* _The problem_: Retype every entry in its entirety, without alteration.

* _Material supplied_:
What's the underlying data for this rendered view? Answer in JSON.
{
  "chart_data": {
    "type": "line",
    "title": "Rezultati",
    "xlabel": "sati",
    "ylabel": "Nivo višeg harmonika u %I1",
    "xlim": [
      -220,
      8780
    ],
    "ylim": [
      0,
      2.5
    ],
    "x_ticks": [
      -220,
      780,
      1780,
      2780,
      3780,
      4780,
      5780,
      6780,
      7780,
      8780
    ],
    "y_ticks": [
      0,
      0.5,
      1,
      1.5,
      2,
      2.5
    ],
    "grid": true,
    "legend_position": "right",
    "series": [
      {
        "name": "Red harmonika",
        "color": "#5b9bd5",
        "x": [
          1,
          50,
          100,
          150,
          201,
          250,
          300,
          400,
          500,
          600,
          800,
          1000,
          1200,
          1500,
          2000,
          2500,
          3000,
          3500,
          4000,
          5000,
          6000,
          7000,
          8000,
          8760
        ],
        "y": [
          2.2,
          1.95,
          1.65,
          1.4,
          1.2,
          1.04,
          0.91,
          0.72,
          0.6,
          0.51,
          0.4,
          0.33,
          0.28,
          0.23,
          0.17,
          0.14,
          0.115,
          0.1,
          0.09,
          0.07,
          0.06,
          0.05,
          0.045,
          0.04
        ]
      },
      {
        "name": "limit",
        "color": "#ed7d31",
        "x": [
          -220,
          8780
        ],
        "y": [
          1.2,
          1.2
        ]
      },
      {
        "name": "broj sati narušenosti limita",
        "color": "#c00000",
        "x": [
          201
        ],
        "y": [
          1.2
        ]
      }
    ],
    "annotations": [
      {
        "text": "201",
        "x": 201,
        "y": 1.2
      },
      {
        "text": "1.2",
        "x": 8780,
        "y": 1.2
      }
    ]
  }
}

* _Task output_:
What's the underlying data for this rendered view? Answer in JSON.
{
  "chart_data": {
    "type": "line",
    "title": "Rezultati",
    "xlabel": "sati",
    "ylabel": "Nivo višeg harmonika u %I1",
    "xlim": [
      -220,
      8780
    ],
    "ylim": [
      0,
      2.5
    ],
    "x_ticks": [
      -220,
      780,
      1780,
      2780,
      3780,
      4780,
      5780,
      6780,
      7780,
      8780
    ],
    "y_ticks": [
      0,
      0.5,
      1,
      1.5,
      2,
      2.5
    ],
    "grid": true,
    "legend_position": "right",
    "series": [
      {
        "name": "Red harmonika",
        "color": "#5b9bd5",
        "x": [
          1,
          50,
          100,
          150,
          201,
          250,
          300,
          400,
          500,
          600,
          800,
          1000,
          1200,
          1500,
          2000,
          2500,
          3000,
          3500,
          4000,
          5000,
          6000,
          7000,
          8000,
          8760
        ],
        "y": [
          2.2,
          1.95,
          1.65,
          1.4,
          1.2,
          1.04,
          0.91,
          0.72,
          0.6,
          0.51,
          0.4,
          0.33,
          0.28,
          0.23,
          0.17,
          0.14,
          0.115,
          0.1,
          0.09,
          0.07,
          0.06,
          0.05,
          0.045,
          0.04
        ]
      },
      {
        "name": "limit",
        "color": "#ed7d31",
        "x": [
          -220,
          8780
        ],
        "y": [
          1.2,
          1.2
        ]
      },
      {
        "name": "broj sati narušenosti limita",
        "color": "#c00000",
        "x": [
          201
        ],
        "y": [
          1.2
        ]
      }
    ],
    "annotations": [
      {
        "text": "201",
        "x": 201,
        "y": 1.2
      },
      {
        "text": "1.2",
        "x": 8780,
        "y": 1.2
      }
    ]
  }
}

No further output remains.